# Set problem
Every record here should be printed again exactly.

--- START OF Input data ---

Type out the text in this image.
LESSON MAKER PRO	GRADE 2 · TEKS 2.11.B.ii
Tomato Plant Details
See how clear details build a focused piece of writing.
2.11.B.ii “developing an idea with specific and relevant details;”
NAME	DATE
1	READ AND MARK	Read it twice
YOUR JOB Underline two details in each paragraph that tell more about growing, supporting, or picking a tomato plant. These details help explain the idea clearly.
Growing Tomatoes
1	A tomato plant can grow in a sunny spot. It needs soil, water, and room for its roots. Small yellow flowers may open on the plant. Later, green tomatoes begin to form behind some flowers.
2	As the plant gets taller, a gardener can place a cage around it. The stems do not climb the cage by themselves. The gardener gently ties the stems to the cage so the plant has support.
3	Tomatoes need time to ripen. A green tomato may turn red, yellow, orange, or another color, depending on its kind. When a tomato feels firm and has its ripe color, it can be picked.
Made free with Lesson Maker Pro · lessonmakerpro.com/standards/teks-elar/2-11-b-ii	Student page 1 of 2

--- END OF Input data ---

# Finished answer
Type out the text in this image.
LESSON MAKER PRO	GRADE 2 · TEKS 2.11.B.ii
Tomato Plant Details
See how clear details build a focused piece of writing.
2.11.B.ii “developing an idea with specific and relevant details;”
NAME	DATE
1	READ AND MARK	Read it twice
YOUR JOB Underline two details in each paragraph that tell more about growing, supporting, or picking a tomato plant. These details help explain the idea clearly.
Growing Tomatoes
1	A tomato plant can grow in a sunny spot. It needs soil, water, and room for its roots. Small yellow flowers may open on the plant. Later, green tomatoes begin to form behind some flowers.
2	As the plant gets taller, a gardener can place a cage around it. The stems do not climb the cage by themselves. The gardener gently ties the stems to the cage so the plant has support.
3	Tomatoes need time to ripen. A green tomato may turn red, yellow, orange, or another color, depending on its kind. When a tomato feels firm and has its ripe color, it can be picked.
Made free with Lesson Maker Pro · lessonmakerpro.com/standards/teks-elar/2-11-b-ii	Student page 1 of 2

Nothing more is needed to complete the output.